## EXERCISE BRIEF:
Each entry below should be returned exactly as is, with the pictures removed.
-- Begin --
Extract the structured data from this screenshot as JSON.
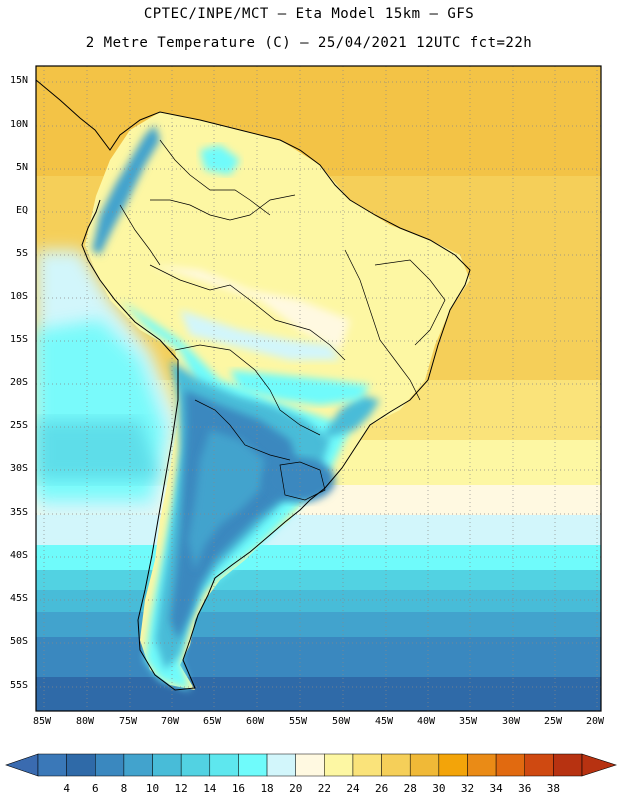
{
  "title_line1": "CPTEC/INPE/MCT –  Eta Model 15km – GFS",
  "title_line2": "2 Metre Temperature (C) – 25/04/2021 12UTC fct=22h",
  "lat_labels": [
    "15N",
    "10N",
    "5N",
    "EQ",
    "5S",
    "10S",
    "15S",
    "20S",
    "25S",
    "30S",
    "35S",
    "40S",
    "45S",
    "50S",
    "55S"
  ],
  "lon_labels": [
    "85W",
    "80W",
    "75W",
    "70W",
    "65W",
    "60W",
    "55W",
    "50W",
    "45W",
    "40W",
    "35W",
    "30W",
    "25W",
    "20W"
  ],
  "colorbar": {
    "labels": [
      "4",
      "6",
      "8",
      "10",
      "12",
      "14",
      "16",
      "18",
      "20",
      "22",
      "24",
      "26",
      "28",
      "30",
      "32",
      "34",
      "36",
      "38"
    ],
    "colors": [
      "#3a78b8",
      "#2f6aa8",
      "#3a88bf",
      "#42a3cd",
      "#48bcd8",
      "#52d2e2",
      "#5ee7ee",
      "#6ffbfb",
      "#d2f6fb",
      "#fff9e1",
      "#fdf7a3",
      "#fae37a",
      "#f5cf59",
      "#f0b937",
      "#f3a409",
      "#ea8b16",
      "#e16a10",
      "#cf4911",
      "#b73211"
    ],
    "low_arrow_color": "#3a6bb0",
    "high_arrow_color": "#b73211"
  }
}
-- End --
## EXERCISE RESULT:
Extract the structured data from this screenshot as JSON.
{
  "title_line1": "CPTEC/INPE/MCT –  Eta Model 15km – GFS",
  "title_line2": "2 Metre Temperature (C) – 25/04/2021 12UTC fct=22h",
  "lat_labels": [
    "15N",
    "10N",
    "5N",
    "EQ",
    "5S",
    "10S",
    "15S",
    "20S",
    "25S",
    "30S",
    "35S",
    "40S",
    "45S",
    "50S",
    "55S"
  ],
  "lon_labels": [
    "85W",
    "80W",
    "75W",
    "70W",
    "65W",
    "60W",
    "55W",
    "50W",
    "45W",
    "40W",
    "35W",
    "30W",
    "25W",
    "20W"
  ],
  "colorbar": {
    "labels": [
      "4",
      "6",
      "8",
      "10",
      "12",
      "14",
      "16",
      "18",
      "20",
      "22",
      "24",
      "26",
      "28",
      "30",
      "32",
      "34",
      "36",
      "38"
    ],
    "colors": [
      "#3a78b8",
      "#2f6aa8",
      "#3a88bf",
      "#42a3cd",
      "#48bcd8",
      "#52d2e2",
      "#5ee7ee",
      "#6ffbfb",
      "#d2f6fb",
      "#fff9e1",
      "#fdf7a3",
      "#fae37a",
      "#f5cf59",
      "#f0b937",
      "#f3a409",
      "#ea8b16",
      "#e16a10",
      "#cf4911",
      "#b73211"
    ],
    "low_arrow_color": "#3a6bb0",
    "high_arrow_color": "#b73211"
  }
}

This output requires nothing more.